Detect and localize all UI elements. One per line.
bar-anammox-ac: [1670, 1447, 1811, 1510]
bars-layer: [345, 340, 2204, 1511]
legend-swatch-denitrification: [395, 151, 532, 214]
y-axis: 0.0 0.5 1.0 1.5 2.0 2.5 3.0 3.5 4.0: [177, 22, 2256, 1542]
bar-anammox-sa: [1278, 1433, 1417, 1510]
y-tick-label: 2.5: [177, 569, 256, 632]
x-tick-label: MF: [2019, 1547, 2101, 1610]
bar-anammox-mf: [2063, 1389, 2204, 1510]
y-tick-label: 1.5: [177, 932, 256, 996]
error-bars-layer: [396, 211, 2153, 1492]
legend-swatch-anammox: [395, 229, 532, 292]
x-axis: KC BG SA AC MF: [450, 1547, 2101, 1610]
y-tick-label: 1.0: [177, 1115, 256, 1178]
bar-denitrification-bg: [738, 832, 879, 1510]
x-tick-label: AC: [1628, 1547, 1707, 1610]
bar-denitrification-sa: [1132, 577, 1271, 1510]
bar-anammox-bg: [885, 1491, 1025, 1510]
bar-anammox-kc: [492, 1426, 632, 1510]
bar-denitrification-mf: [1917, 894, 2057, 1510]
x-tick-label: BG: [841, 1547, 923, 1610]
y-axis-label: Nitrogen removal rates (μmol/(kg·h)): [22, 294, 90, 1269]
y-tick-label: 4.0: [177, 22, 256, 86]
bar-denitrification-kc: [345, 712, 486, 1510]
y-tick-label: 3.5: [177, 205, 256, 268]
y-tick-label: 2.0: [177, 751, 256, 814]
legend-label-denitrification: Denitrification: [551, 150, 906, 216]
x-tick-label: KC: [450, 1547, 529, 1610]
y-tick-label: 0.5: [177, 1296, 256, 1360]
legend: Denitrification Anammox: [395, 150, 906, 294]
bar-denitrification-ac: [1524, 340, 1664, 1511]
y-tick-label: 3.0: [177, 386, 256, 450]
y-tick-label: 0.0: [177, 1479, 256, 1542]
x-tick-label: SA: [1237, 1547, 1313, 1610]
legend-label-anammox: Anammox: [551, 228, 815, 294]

--------------------------------

Copy out every line of the material above, unchanged and in the same order.

Detect and localize all UI elements. One per line.
bar-anammox-ac: [1670, 1447, 1811, 1510]
bars-layer: [345, 340, 2204, 1511]
legend-swatch-denitrification: [395, 151, 532, 214]
y-axis: 0.0 0.5 1.0 1.5 2.0 2.5 3.0 3.5 4.0: [177, 22, 2256, 1542]
bar-anammox-sa: [1278, 1433, 1417, 1510]
y-tick-label: 2.5: [177, 569, 256, 632]
x-tick-label: MF: [2019, 1547, 2101, 1610]
bar-anammox-mf: [2063, 1389, 2204, 1510]
y-tick-label: 1.5: [177, 932, 256, 996]
error-bars-layer: [396, 211, 2153, 1492]
legend-swatch-anammox: [395, 229, 532, 292]
x-axis: KC BG SA AC MF: [450, 1547, 2101, 1610]
y-tick-label: 1.0: [177, 1115, 256, 1178]
bar-denitrification-bg: [738, 832, 879, 1510]
x-tick-label: AC: [1628, 1547, 1707, 1610]
bar-denitrification-sa: [1132, 577, 1271, 1510]
bar-anammox-bg: [885, 1491, 1025, 1510]
bar-anammox-kc: [492, 1426, 632, 1510]
bar-denitrification-mf: [1917, 894, 2057, 1510]
x-tick-label: BG: [841, 1547, 923, 1610]
y-axis-label: Nitrogen removal rates (μmol/(kg·h)): [22, 294, 90, 1269]
y-tick-label: 4.0: [177, 22, 256, 86]
bar-denitrification-kc: [345, 712, 486, 1510]
y-tick-label: 3.5: [177, 205, 256, 268]
y-tick-label: 2.0: [177, 751, 256, 814]
legend-label-denitrification: Denitrification: [551, 150, 906, 216]
x-tick-label: KC: [450, 1547, 529, 1610]
y-tick-label: 0.5: [177, 1296, 256, 1360]
legend: Denitrification Anammox: [395, 150, 906, 294]
bar-denitrification-ac: [1524, 340, 1664, 1511]
y-tick-label: 3.0: [177, 386, 256, 450]
y-tick-label: 0.0: [177, 1479, 256, 1542]
x-tick-label: SA: [1237, 1547, 1313, 1610]
legend-label-anammox: Anammox: [551, 228, 815, 294]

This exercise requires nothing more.